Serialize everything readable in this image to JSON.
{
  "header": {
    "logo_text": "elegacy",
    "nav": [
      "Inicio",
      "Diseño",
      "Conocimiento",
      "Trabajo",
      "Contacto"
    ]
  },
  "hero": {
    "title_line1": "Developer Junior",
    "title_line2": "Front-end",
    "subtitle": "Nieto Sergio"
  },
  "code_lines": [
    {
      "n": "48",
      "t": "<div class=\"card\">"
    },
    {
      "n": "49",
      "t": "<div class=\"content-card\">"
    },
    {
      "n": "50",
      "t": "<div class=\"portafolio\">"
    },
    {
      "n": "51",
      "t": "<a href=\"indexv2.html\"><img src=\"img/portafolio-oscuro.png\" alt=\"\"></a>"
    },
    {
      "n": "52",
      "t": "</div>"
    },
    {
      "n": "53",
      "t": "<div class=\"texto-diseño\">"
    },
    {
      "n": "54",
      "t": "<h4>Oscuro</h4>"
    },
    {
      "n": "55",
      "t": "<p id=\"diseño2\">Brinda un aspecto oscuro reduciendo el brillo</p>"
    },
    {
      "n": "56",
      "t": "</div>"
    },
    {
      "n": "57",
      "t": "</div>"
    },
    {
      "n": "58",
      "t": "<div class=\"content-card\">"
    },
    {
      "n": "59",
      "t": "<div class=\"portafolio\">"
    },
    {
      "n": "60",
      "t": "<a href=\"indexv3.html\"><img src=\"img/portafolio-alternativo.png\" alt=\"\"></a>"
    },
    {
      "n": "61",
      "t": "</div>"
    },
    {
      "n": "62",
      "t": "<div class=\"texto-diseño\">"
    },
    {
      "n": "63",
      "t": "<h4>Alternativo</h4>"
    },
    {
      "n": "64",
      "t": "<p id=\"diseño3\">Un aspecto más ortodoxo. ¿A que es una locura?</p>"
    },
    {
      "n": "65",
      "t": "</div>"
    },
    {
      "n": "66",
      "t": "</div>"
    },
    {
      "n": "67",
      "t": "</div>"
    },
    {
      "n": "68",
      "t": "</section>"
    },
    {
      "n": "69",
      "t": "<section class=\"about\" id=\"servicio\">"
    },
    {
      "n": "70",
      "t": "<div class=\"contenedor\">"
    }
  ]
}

++++

# GIVEN TASK:
Write out the full listing, keeping every line exactly as it is.

# TASK OUTPUT:
Serialize everything readable in this image to JSON.
{
  "header": {
    "logo_text": "elegacy",
    "nav": [
      "Inicio",
      "Diseño",
      "Conocimiento",
      "Trabajo",
      "Contacto"
    ]
  },
  "hero": {
    "title_line1": "Developer Junior",
    "title_line2": "Front-end",
    "subtitle": "Nieto Sergio"
  },
  "code_lines": [
    {
      "n": "48",
      "t": "<div class=\"card\">"
    },
    {
      "n": "49",
      "t": "<div class=\"content-card\">"
    },
    {
      "n": "50",
      "t": "<div class=\"portafolio\">"
    },
    {
      "n": "51",
      "t": "<a href=\"indexv2.html\"><img src=\"img/portafolio-oscuro.png\" alt=\"\"></a>"
    },
    {
      "n": "52",
      "t": "</div>"
    },
    {
      "n": "53",
      "t": "<div class=\"texto-diseño\">"
    },
    {
      "n": "54",
      "t": "<h4>Oscuro</h4>"
    },
    {
      "n": "55",
      "t": "<p id=\"diseño2\">Brinda un aspecto oscuro reduciendo el brillo</p>"
    },
    {
      "n": "56",
      "t": "</div>"
    },
    {
      "n": "57",
      "t": "</div>"
    },
    {
      "n": "58",
      "t": "<div class=\"content-card\">"
    },
    {
      "n": "59",
      "t": "<div class=\"portafolio\">"
    },
    {
      "n": "60",
      "t": "<a href=\"indexv3.html\"><img src=\"img/portafolio-alternativo.png\" alt=\"\"></a>"
    },
    {
      "n": "61",
      "t": "</div>"
    },
    {
      "n": "62",
      "t": "<div class=\"texto-diseño\">"
    },
    {
      "n": "63",
      "t": "<h4>Alternativo</h4>"
    },
    {
      "n": "64",
      "t": "<p id=\"diseño3\">Un aspecto más ortodoxo. ¿A que es una locura?</p>"
    },
    {
      "n": "65",
      "t": "</div>"
    },
    {
      "n": "66",
      "t": "</div>"
    },
    {
      "n": "67",
      "t": "</div>"
    },
    {
      "n": "68",
      "t": "</section>"
    },
    {
      "n": "69",
      "t": "<section class=\"about\" id=\"servicio\">"
    },
    {
      "n": "70",
      "t": "<div class=\"contenedor\">"
    }
  ]
}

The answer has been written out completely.